# Objective:
Answer with the number of lines in the listing below that contain the word "един", and nothing else.

# Material for this task:
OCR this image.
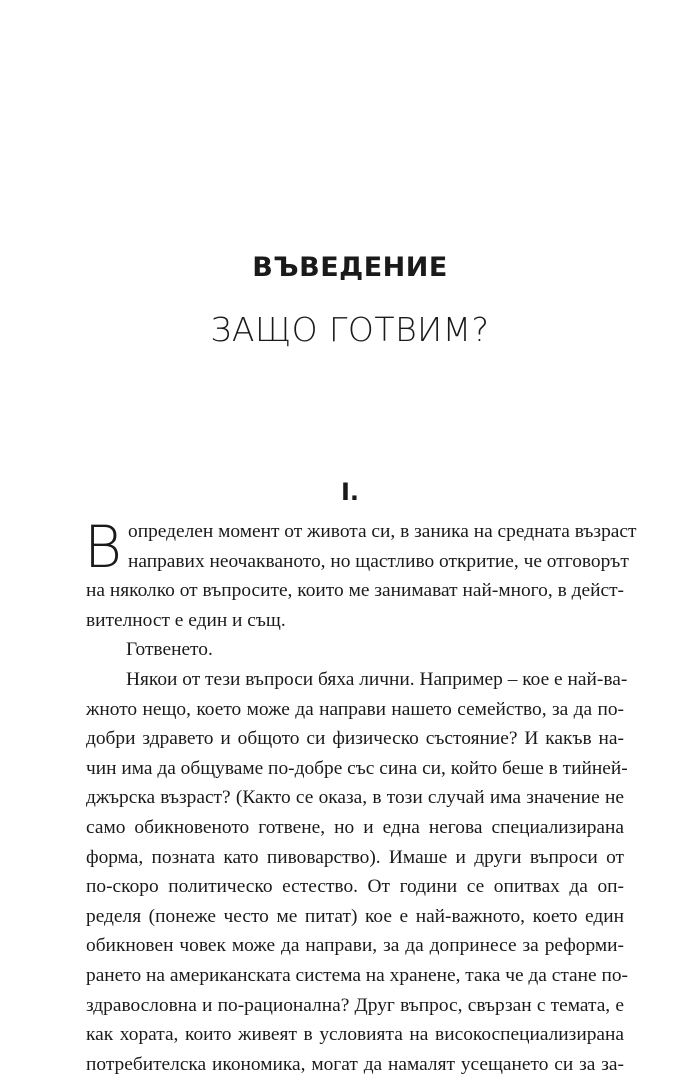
ВЪВЕДЕНИЕ
ЗАЩО ГОТВИМ?
I.
В определен момент от живота си, в заника на средната възраст
направих неочакваното, но щастливо откритие, че отговорът
на няколко от въпросите, които ме занимават най-много, в дейст-
вителност е един и същ.
Готвенето.
Някои от тези въпроси бяха лични. Например – кое е най-ва-
жното нещо, което може да направи нашето семейство, за да по-
добри здравето и общото си физическо състояние? И какъв на-
чин има да общуваме по-добре със сина си, който беше в тийней-
джърска възраст? (Както се оказа, в този случай има значение не
само обикновеното готвене, но и една негова специализирана
форма, позната като пивоварство). Имаше и други въпроси от
по-скоро политическо естество. От години се опитвах да оп-
ределя (понеже често ме питат) кое е най-важното, което един
обикновен човек може да направи, за да допринесе за реформи-
рането на американската система на хранене, така че да стане по-
здравословна и по-рационална? Друг въпрос, свързан с темата, е
как хората, които живеят в условията на високоспециализирана
потребителска икономика, могат да намалят усещането си за за-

# Full output:
2